#### Records provided
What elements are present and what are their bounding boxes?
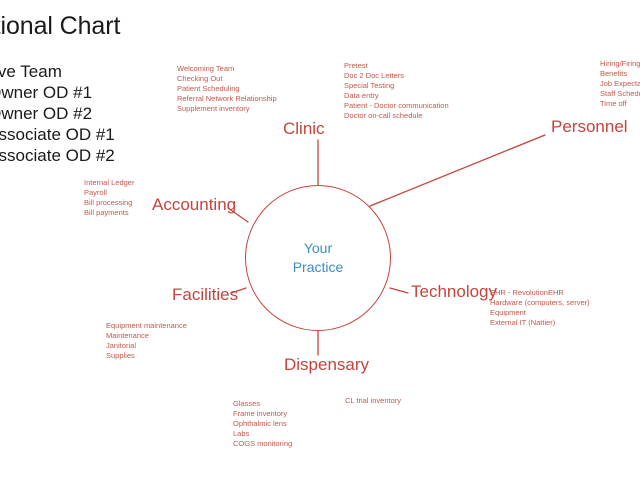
organizational-chart-slide: izational Chart ecutive Team P - Owner O…: [0, 0, 640, 480]
detail-item: Time off: [600, 99, 640, 109]
detail-item: Labs: [233, 429, 292, 439]
spoke-technology: [390, 288, 408, 293]
detail-item: Doctor on-call schedule: [344, 111, 449, 121]
detail-item: Ophthalmic lens: [233, 419, 292, 429]
detail-list-clinic-left: Welcoming Team Checking Out Patient Sche…: [177, 64, 277, 114]
detail-item: Internal Ledger: [84, 178, 134, 188]
detail-item: Bill processing: [84, 198, 134, 208]
branch-label-personnel[interactable]: Personnel: [551, 118, 628, 135]
detail-item: Checking Out: [177, 74, 277, 84]
detail-item: Payroll: [84, 188, 134, 198]
detail-item: COGS monitoring: [233, 439, 292, 449]
executive-team-item: P - Owner OD #2: [0, 103, 115, 124]
branch-label-technology[interactable]: Technology: [411, 283, 497, 300]
detail-item: Hardware (computers, server): [490, 298, 590, 308]
center-node-label: Your Practice: [245, 185, 391, 331]
detail-item: Janitorial: [106, 341, 187, 351]
detail-list-clinic-mid: Pretest Doc 2 Doc Letters Special Testin…: [344, 61, 449, 121]
center-label-line1: Your: [304, 239, 332, 258]
detail-item: Supplement inventory: [177, 104, 277, 114]
detail-item: Welcoming Team: [177, 64, 277, 74]
detail-item: Maintenance: [106, 331, 187, 341]
detail-list-accounting: Internal Ledger Payroll Bill processing …: [84, 178, 134, 218]
spoke-personnel: [370, 135, 545, 206]
executive-team-item: P - Associate OD #2: [0, 145, 115, 166]
detail-list-facilities: Equipment maintenance Maintenance Janito…: [106, 321, 187, 361]
detail-list-technology: EHR - RevolutionEHR Hardware (computers,…: [490, 288, 590, 328]
detail-list-personnel: Hiring/Firing Benefits Job Expectations …: [600, 59, 640, 109]
detail-item: Glasses: [233, 399, 292, 409]
executive-team-block: ecutive Team P - Owner OD #1 P - Owner O…: [0, 61, 115, 166]
detail-item: Equipment maintenance: [106, 321, 187, 331]
detail-item: EHR - RevolutionEHR: [490, 288, 590, 298]
executive-team-item: P - Associate OD #1: [0, 124, 115, 145]
detail-item: Job Expectations: [600, 79, 640, 89]
detail-list-dispensary-right: CL trial inventory: [345, 396, 401, 406]
detail-list-dispensary: Glasses Frame inventory Ophthalmic lens …: [233, 399, 292, 449]
detail-item: Hiring/Firing: [600, 59, 640, 69]
detail-item: Frame inventory: [233, 409, 292, 419]
executive-team-heading: ecutive Team: [0, 61, 115, 82]
branch-label-facilities[interactable]: Facilities: [172, 286, 238, 303]
detail-item: Data entry: [344, 91, 449, 101]
detail-item: Bill payments: [84, 208, 134, 218]
detail-item: Equipment: [490, 308, 590, 318]
branch-label-accounting[interactable]: Accounting: [152, 196, 236, 213]
detail-item: Patient Scheduling: [177, 84, 277, 94]
detail-item: Doc 2 Doc Letters: [344, 71, 449, 81]
detail-item: CL trial inventory: [345, 396, 401, 406]
page-title: izational Chart: [0, 12, 120, 41]
detail-item: Supplies: [106, 351, 187, 361]
branch-label-clinic[interactable]: Clinic: [283, 120, 325, 137]
detail-item: Benefits: [600, 69, 640, 79]
executive-team-item: P - Owner OD #1: [0, 82, 115, 103]
detail-item: Patient - Doctor communication: [344, 101, 449, 111]
detail-item: Pretest: [344, 61, 449, 71]
detail-item: Staff Schedule: [600, 89, 640, 99]
detail-item: Referral Network Relationship: [177, 94, 277, 104]
detail-item: Special Testing: [344, 81, 449, 91]
branch-label-dispensary[interactable]: Dispensary: [284, 356, 369, 373]
center-label-line2: Practice: [293, 258, 344, 277]
detail-item: External IT (Nattier): [490, 318, 590, 328]
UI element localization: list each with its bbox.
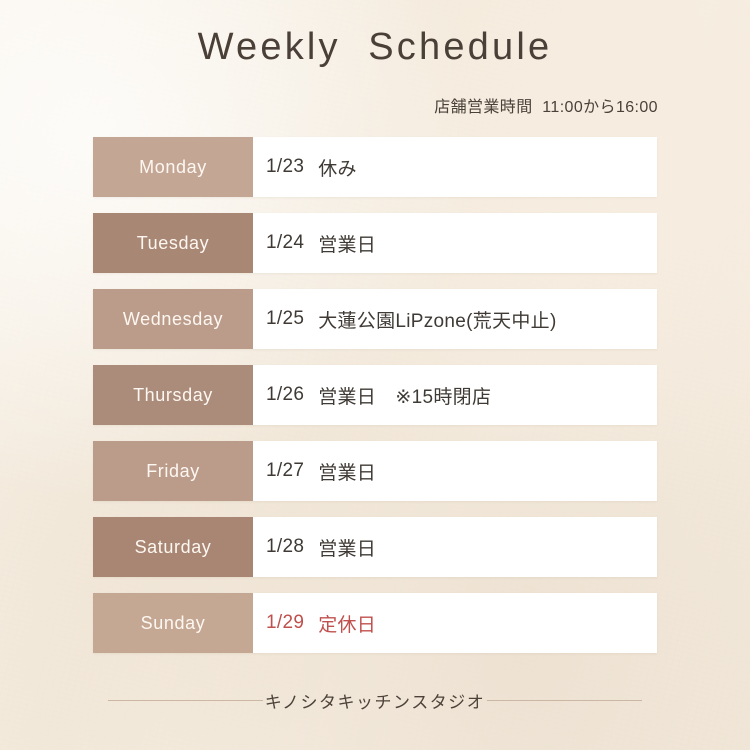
day-date: 1/28 — [266, 536, 304, 558]
day-info: 1/28営業日 — [253, 517, 657, 577]
day-info: 1/23休み — [253, 137, 657, 197]
day-label: Sunday — [93, 593, 253, 653]
day-info: 1/25大蓮公園LiPzone(荒天中止) — [253, 289, 657, 349]
day-label: Saturday — [93, 517, 253, 577]
weekly-schedule-poster: Weekly Schedule 店舗営業時間 11:00から16:00 Mond… — [0, 0, 750, 750]
schedule-row: Wednesday1/25大蓮公園LiPzone(荒天中止) — [93, 289, 657, 349]
schedule-row: Monday1/23休み — [93, 137, 657, 197]
day-date: 1/26 — [266, 384, 304, 406]
day-date: 1/23 — [266, 156, 304, 178]
footer-rule-right — [487, 700, 642, 701]
day-label: Friday — [93, 441, 253, 501]
day-label: Thursday — [93, 365, 253, 425]
footer: キノシタキッチンスタジオ — [0, 688, 750, 713]
schedule-row: Tuesday1/24営業日 — [93, 213, 657, 273]
day-date: 1/24 — [266, 232, 304, 254]
day-label: Tuesday — [93, 213, 253, 273]
day-date: 1/25 — [266, 308, 304, 330]
brand-name: キノシタキッチンスタジオ — [263, 688, 487, 713]
schedule-row: Thursday1/26営業日 ※15時閉店 — [93, 365, 657, 425]
business-hours-note: 店舗営業時間 11:00から16:00 — [434, 93, 658, 117]
day-info: 1/27営業日 — [253, 441, 657, 501]
schedule-row: Saturday1/28営業日 — [93, 517, 657, 577]
day-info: 1/29定休日 — [253, 593, 657, 653]
day-label: Monday — [93, 137, 253, 197]
day-note: 休み — [318, 154, 357, 181]
schedule-list: Monday1/23休みTuesday1/24営業日Wednesday1/25大… — [93, 137, 657, 669]
day-label: Wednesday — [93, 289, 253, 349]
day-date: 1/29 — [266, 612, 304, 634]
day-note: 営業日 — [318, 458, 376, 485]
day-note: 営業日 — [318, 534, 376, 561]
schedule-row: Sunday1/29定休日 — [93, 593, 657, 653]
schedule-row: Friday1/27営業日 — [93, 441, 657, 501]
day-note: 営業日 — [318, 230, 376, 257]
day-info: 1/26営業日 ※15時閉店 — [253, 365, 657, 425]
day-note: 大蓮公園LiPzone(荒天中止) — [318, 306, 556, 333]
day-date: 1/27 — [266, 460, 304, 482]
footer-rule-left — [108, 700, 263, 701]
day-note: 定休日 — [318, 610, 376, 637]
page-title: Weekly Schedule — [0, 26, 750, 69]
day-info: 1/24営業日 — [253, 213, 657, 273]
day-note: 営業日 ※15時閉店 — [318, 382, 491, 409]
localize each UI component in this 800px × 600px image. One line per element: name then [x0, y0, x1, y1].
########
### Short problem
Write out every one of the rows above word for word, leaving the pictures out of your answer.

### Output for this exercise
What elements are present and what are their bounding boxes?
organizational-chart-slide: izational Chart ecutive Team P - Owner O…: [0, 0, 640, 480]
detail-item: Time off: [600, 99, 640, 109]
detail-item: Labs: [233, 429, 292, 439]
spoke-technology: [390, 288, 408, 293]
detail-item: Doctor on-call schedule: [344, 111, 449, 121]
detail-item: Ophthalmic lens: [233, 419, 292, 429]
detail-list-clinic-left: Welcoming Team Checking Out Patient Sche…: [177, 64, 277, 114]
detail-item: Internal Ledger: [84, 178, 134, 188]
detail-item: Bill processing: [84, 198, 134, 208]
branch-label-personnel[interactable]: Personnel: [551, 118, 628, 135]
detail-item: Checking Out: [177, 74, 277, 84]
detail-item: Payroll: [84, 188, 134, 198]
detail-item: COGS monitoring: [233, 439, 292, 449]
executive-team-item: P - Owner OD #2: [0, 103, 115, 124]
branch-label-technology[interactable]: Technology: [411, 283, 497, 300]
detail-item: Hardware (computers, server): [490, 298, 590, 308]
center-node-label: Your Practice: [245, 185, 391, 331]
detail-item: Janitorial: [106, 341, 187, 351]
detail-list-clinic-mid: Pretest Doc 2 Doc Letters Special Testin…: [344, 61, 449, 121]
center-label-line1: Your: [304, 239, 332, 258]
detail-item: Supplement inventory: [177, 104, 277, 114]
detail-item: Welcoming Team: [177, 64, 277, 74]
detail-item: Maintenance: [106, 331, 187, 341]
detail-list-accounting: Internal Ledger Payroll Bill processing …: [84, 178, 134, 218]
spoke-personnel: [370, 135, 545, 206]
executive-team-item: P - Associate OD #2: [0, 145, 115, 166]
detail-list-facilities: Equipment maintenance Maintenance Janito…: [106, 321, 187, 361]
detail-list-technology: EHR - RevolutionEHR Hardware (computers,…: [490, 288, 590, 328]
detail-list-personnel: Hiring/Firing Benefits Job Expectations …: [600, 59, 640, 109]
detail-item: Glasses: [233, 399, 292, 409]
executive-team-block: ecutive Team P - Owner OD #1 P - Owner O…: [0, 61, 115, 166]
detail-item: Equipment maintenance: [106, 321, 187, 331]
detail-item: EHR - RevolutionEHR: [490, 288, 590, 298]
executive-team-item: P - Associate OD #1: [0, 124, 115, 145]
detail-item: Job Expectations: [600, 79, 640, 89]
detail-list-dispensary-right: CL trial inventory: [345, 396, 401, 406]
detail-list-dispensary: Glasses Frame inventory Ophthalmic lens …: [233, 399, 292, 449]
detail-item: Hiring/Firing: [600, 59, 640, 69]
detail-item: Frame inventory: [233, 409, 292, 419]
executive-team-heading: ecutive Team: [0, 61, 115, 82]
branch-label-facilities[interactable]: Facilities: [172, 286, 238, 303]
detail-item: Data entry: [344, 91, 449, 101]
detail-item: Bill payments: [84, 208, 134, 218]
detail-item: Equipment: [490, 308, 590, 318]
branch-label-accounting[interactable]: Accounting: [152, 196, 236, 213]
detail-item: Patient Scheduling: [177, 84, 277, 94]
detail-item: Doc 2 Doc Letters: [344, 71, 449, 81]
detail-item: CL trial inventory: [345, 396, 401, 406]
page-title: izational Chart: [0, 12, 120, 41]
detail-item: Supplies: [106, 351, 187, 361]
branch-label-clinic[interactable]: Clinic: [283, 120, 325, 137]
detail-item: Benefits: [600, 69, 640, 79]
executive-team-item: P - Owner OD #1: [0, 82, 115, 103]
detail-item: Patient - Doctor communication: [344, 101, 449, 111]
detail-item: Pretest: [344, 61, 449, 71]
detail-item: Staff Schedule: [600, 89, 640, 99]
detail-item: Referral Network Relationship: [177, 94, 277, 104]
detail-item: Special Testing: [344, 81, 449, 91]
branch-label-dispensary[interactable]: Dispensary: [284, 356, 369, 373]
center-label-line2: Practice: [293, 258, 344, 277]
detail-item: External IT (Nattier): [490, 318, 590, 328]
UI element localization: list each with its bbox.
day-date: 1/28 — [266, 536, 304, 558]
day-info: 1/28営業日 — [253, 517, 657, 577]
day-info: 1/23休み — [253, 137, 657, 197]
day-label: Sunday — [93, 593, 253, 653]
day-info: 1/25大蓮公園LiPzone(荒天中止) — [253, 289, 657, 349]
day-label: Saturday — [93, 517, 253, 577]
weekly-schedule-poster: Weekly Schedule 店舗営業時間 11:00から16:00 Mond… — [0, 0, 750, 750]
schedule-row: Wednesday1/25大蓮公園LiPzone(荒天中止) — [93, 289, 657, 349]
schedule-row: Monday1/23休み — [93, 137, 657, 197]
day-date: 1/26 — [266, 384, 304, 406]
day-date: 1/23 — [266, 156, 304, 178]
footer-rule-right — [487, 700, 642, 701]
day-label: Friday — [93, 441, 253, 501]
day-label: Thursday — [93, 365, 253, 425]
footer: キノシタキッチンスタジオ — [0, 688, 750, 713]
schedule-row: Tuesday1/24営業日 — [93, 213, 657, 273]
day-date: 1/24 — [266, 232, 304, 254]
day-label: Tuesday — [93, 213, 253, 273]
day-date: 1/25 — [266, 308, 304, 330]
brand-name: キノシタキッチンスタジオ — [263, 688, 487, 713]
schedule-row: Thursday1/26営業日 ※15時閉店 — [93, 365, 657, 425]
business-hours-note: 店舗営業時間 11:00から16:00 — [434, 93, 658, 117]
day-info: 1/27営業日 — [253, 441, 657, 501]
schedule-row: Saturday1/28営業日 — [93, 517, 657, 577]
day-info: 1/29定休日 — [253, 593, 657, 653]
day-label: Monday — [93, 137, 253, 197]
day-note: 休み — [318, 154, 357, 181]
schedule-list: Monday1/23休みTuesday1/24営業日Wednesday1/25大… — [93, 137, 657, 669]
day-label: Wednesday — [93, 289, 253, 349]
day-date: 1/29 — [266, 612, 304, 634]
day-note: 営業日 — [318, 458, 376, 485]
day-note: 営業日 — [318, 534, 376, 561]
schedule-row: Sunday1/29定休日 — [93, 593, 657, 653]
schedule-row: Friday1/27営業日 — [93, 441, 657, 501]
day-note: 営業日 — [318, 230, 376, 257]
day-info: 1/26営業日 ※15時閉店 — [253, 365, 657, 425]
day-note: 大蓮公園LiPzone(荒天中止) — [318, 306, 556, 333]
day-date: 1/27 — [266, 460, 304, 482]
footer-rule-left — [108, 700, 263, 701]
day-note: 定休日 — [318, 610, 376, 637]
page-title: Weekly Schedule — [0, 26, 750, 69]
day-info: 1/24営業日 — [253, 213, 657, 273]
day-note: 営業日 ※15時閉店 — [318, 382, 491, 409]
localize each UI component in this 800px × 600px image. One line per element: name then [x0, y0, x1, y1].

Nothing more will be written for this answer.